[Request]: Transcribe the listing verbatim. Do not carry over any pictures.

[Records shown]:
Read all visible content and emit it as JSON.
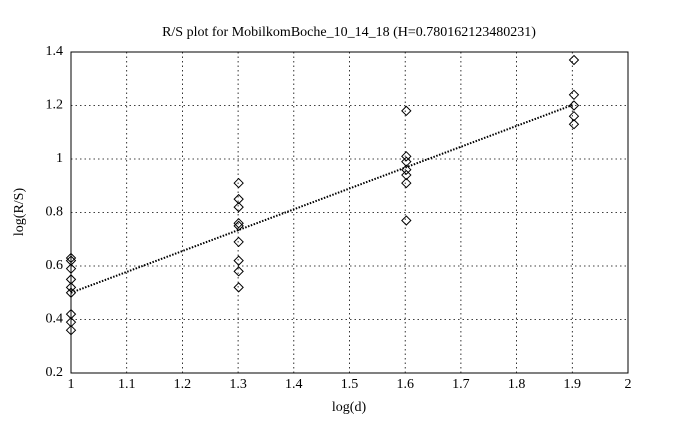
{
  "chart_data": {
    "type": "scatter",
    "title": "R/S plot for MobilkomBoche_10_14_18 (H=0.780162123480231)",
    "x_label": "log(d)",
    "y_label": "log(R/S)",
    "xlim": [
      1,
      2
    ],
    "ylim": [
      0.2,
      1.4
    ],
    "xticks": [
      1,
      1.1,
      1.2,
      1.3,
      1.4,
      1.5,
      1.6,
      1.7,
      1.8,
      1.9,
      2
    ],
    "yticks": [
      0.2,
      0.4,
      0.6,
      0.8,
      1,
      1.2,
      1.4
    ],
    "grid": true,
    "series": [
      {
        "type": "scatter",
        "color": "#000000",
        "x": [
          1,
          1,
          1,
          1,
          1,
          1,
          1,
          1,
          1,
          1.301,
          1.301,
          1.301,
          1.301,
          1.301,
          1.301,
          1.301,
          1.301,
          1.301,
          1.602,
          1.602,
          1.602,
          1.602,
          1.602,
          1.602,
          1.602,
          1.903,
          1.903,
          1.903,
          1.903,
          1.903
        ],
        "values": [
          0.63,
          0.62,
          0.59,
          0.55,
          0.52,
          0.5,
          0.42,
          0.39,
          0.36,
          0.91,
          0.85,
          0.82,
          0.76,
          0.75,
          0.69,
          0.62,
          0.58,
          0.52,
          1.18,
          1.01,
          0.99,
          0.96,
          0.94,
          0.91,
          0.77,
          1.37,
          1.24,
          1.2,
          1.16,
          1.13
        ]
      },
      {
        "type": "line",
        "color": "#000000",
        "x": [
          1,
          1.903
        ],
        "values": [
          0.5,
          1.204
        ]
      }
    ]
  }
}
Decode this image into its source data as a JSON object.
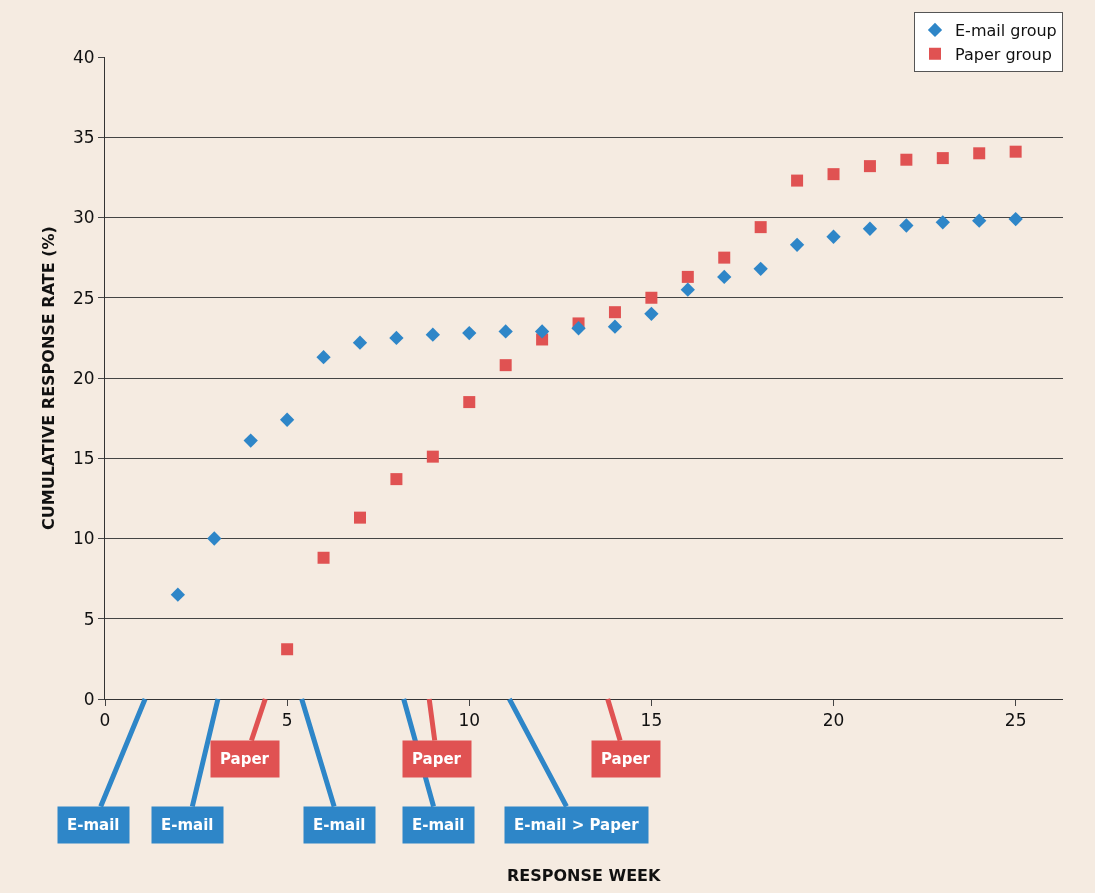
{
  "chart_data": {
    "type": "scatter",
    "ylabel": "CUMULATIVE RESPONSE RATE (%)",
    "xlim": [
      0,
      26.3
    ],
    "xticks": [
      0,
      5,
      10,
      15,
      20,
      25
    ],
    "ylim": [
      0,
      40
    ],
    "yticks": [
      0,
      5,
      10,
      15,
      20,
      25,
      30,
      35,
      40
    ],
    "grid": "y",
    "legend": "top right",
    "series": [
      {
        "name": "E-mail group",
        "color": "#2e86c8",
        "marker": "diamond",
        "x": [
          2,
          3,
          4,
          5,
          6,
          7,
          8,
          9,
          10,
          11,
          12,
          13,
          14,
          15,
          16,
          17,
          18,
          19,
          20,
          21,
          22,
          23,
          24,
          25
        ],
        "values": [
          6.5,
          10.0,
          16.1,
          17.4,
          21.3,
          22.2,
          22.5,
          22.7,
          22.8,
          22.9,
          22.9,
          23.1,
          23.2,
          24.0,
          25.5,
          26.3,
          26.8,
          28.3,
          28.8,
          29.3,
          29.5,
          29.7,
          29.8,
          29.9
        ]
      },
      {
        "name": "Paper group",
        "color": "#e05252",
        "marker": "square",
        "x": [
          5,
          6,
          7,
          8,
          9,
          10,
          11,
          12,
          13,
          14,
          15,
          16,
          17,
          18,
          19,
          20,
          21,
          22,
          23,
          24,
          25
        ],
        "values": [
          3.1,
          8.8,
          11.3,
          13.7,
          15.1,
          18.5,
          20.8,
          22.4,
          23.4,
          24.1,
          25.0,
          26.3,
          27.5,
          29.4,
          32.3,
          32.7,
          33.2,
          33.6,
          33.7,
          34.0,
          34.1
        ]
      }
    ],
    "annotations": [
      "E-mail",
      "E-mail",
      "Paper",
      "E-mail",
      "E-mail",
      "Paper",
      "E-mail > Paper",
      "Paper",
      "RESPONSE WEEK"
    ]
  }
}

[Finished answer]:
Read all visible content and emit it as JSON.
{
  "chart_data": {
    "type": "scatter",
    "title": "R/S plot for MobilkomBoche_10_14_18 (H=0.780162123480231)",
    "x_label": "log(d)",
    "y_label": "log(R/S)",
    "xlim": [
      1,
      2
    ],
    "ylim": [
      0.2,
      1.4
    ],
    "xticks": [
      1,
      1.1,
      1.2,
      1.3,
      1.4,
      1.5,
      1.6,
      1.7,
      1.8,
      1.9,
      2
    ],
    "yticks": [
      0.2,
      0.4,
      0.6,
      0.8,
      1,
      1.2,
      1.4
    ],
    "grid": true,
    "series": [
      {
        "type": "scatter",
        "color": "#000000",
        "x": [
          1,
          1,
          1,
          1,
          1,
          1,
          1,
          1,
          1,
          1.301,
          1.301,
          1.301,
          1.301,
          1.301,
          1.301,
          1.301,
          1.301,
          1.301,
          1.602,
          1.602,
          1.602,
          1.602,
          1.602,
          1.602,
          1.602,
          1.903,
          1.903,
          1.903,
          1.903,
          1.903
        ],
        "values": [
          0.63,
          0.62,
          0.59,
          0.55,
          0.52,
          0.5,
          0.42,
          0.39,
          0.36,
          0.91,
          0.85,
          0.82,
          0.76,
          0.75,
          0.69,
          0.62,
          0.58,
          0.52,
          1.18,
          1.01,
          0.99,
          0.96,
          0.94,
          0.91,
          0.77,
          1.37,
          1.24,
          1.2,
          1.16,
          1.13
        ]
      },
      {
        "type": "line",
        "color": "#000000",
        "x": [
          1,
          1.903
        ],
        "values": [
          0.5,
          1.204
        ]
      }
    ]
  }
}
Decode this image into its source data as a JSON object.
{
  "chart_data": {
    "type": "scatter",
    "ylabel": "CUMULATIVE RESPONSE RATE (%)",
    "xlim": [
      0,
      26.3
    ],
    "xticks": [
      0,
      5,
      10,
      15,
      20,
      25
    ],
    "ylim": [
      0,
      40
    ],
    "yticks": [
      0,
      5,
      10,
      15,
      20,
      25,
      30,
      35,
      40
    ],
    "grid": "y",
    "legend": "top right",
    "series": [
      {
        "name": "E-mail group",
        "color": "#2e86c8",
        "marker": "diamond",
        "x": [
          2,
          3,
          4,
          5,
          6,
          7,
          8,
          9,
          10,
          11,
          12,
          13,
          14,
          15,
          16,
          17,
          18,
          19,
          20,
          21,
          22,
          23,
          24,
          25
        ],
        "values": [
          6.5,
          10.0,
          16.1,
          17.4,
          21.3,
          22.2,
          22.5,
          22.7,
          22.8,
          22.9,
          22.9,
          23.1,
          23.2,
          24.0,
          25.5,
          26.3,
          26.8,
          28.3,
          28.8,
          29.3,
          29.5,
          29.7,
          29.8,
          29.9
        ]
      },
      {
        "name": "Paper group",
        "color": "#e05252",
        "marker": "square",
        "x": [
          5,
          6,
          7,
          8,
          9,
          10,
          11,
          12,
          13,
          14,
          15,
          16,
          17,
          18,
          19,
          20,
          21,
          22,
          23,
          24,
          25
        ],
        "values": [
          3.1,
          8.8,
          11.3,
          13.7,
          15.1,
          18.5,
          20.8,
          22.4,
          23.4,
          24.1,
          25.0,
          26.3,
          27.5,
          29.4,
          32.3,
          32.7,
          33.2,
          33.6,
          33.7,
          34.0,
          34.1
        ]
      }
    ],
    "annotations": [
      "E-mail",
      "E-mail",
      "Paper",
      "E-mail",
      "E-mail",
      "Paper",
      "E-mail > Paper",
      "Paper",
      "RESPONSE WEEK"
    ]
  }
}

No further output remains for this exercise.